## [The records]
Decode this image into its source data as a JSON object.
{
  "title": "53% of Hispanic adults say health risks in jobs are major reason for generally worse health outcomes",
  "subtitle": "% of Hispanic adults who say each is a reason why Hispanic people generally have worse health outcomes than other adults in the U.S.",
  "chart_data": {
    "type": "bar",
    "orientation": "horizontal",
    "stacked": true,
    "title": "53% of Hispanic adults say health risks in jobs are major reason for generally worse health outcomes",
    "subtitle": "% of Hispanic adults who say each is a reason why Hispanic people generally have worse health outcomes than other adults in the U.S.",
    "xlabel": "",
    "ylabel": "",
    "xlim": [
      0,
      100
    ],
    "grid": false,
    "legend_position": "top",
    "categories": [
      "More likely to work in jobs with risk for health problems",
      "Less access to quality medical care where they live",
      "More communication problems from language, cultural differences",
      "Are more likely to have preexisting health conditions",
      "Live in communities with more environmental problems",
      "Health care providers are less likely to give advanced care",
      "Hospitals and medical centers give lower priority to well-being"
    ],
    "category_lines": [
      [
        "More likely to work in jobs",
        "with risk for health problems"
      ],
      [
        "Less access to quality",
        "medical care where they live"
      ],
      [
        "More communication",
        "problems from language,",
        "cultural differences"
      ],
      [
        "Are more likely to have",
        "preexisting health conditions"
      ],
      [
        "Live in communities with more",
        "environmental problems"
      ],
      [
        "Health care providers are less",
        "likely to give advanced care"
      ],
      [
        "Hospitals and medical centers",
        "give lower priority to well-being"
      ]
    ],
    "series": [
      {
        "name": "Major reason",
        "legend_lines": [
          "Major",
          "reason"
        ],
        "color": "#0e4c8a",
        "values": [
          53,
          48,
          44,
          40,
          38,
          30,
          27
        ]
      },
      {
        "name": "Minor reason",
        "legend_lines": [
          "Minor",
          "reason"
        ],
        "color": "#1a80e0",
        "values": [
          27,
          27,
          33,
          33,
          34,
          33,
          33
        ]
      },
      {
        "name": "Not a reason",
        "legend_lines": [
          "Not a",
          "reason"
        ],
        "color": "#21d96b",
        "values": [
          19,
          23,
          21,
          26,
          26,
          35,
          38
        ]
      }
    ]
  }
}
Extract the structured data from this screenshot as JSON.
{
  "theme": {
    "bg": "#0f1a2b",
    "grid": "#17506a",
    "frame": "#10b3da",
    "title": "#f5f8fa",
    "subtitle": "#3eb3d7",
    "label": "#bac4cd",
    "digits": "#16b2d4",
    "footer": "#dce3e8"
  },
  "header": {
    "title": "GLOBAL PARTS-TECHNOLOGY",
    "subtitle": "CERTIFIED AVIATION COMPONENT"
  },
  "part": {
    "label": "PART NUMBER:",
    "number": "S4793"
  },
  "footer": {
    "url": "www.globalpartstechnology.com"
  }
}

## [Do this]
Please extract exactly, and only, the lines from the line containing "Extract the structured" through the last line of the records.

## [Output]
Extract the structured data from this screenshot as JSON.
{
  "theme": {
    "bg": "#0f1a2b",
    "grid": "#17506a",
    "frame": "#10b3da",
    "title": "#f5f8fa",
    "subtitle": "#3eb3d7",
    "label": "#bac4cd",
    "digits": "#16b2d4",
    "footer": "#dce3e8"
  },
  "header": {
    "title": "GLOBAL PARTS-TECHNOLOGY",
    "subtitle": "CERTIFIED AVIATION COMPONENT"
  },
  "part": {
    "label": "PART NUMBER:",
    "number": "S4793"
  },
  "footer": {
    "url": "www.globalpartstechnology.com"
  }
}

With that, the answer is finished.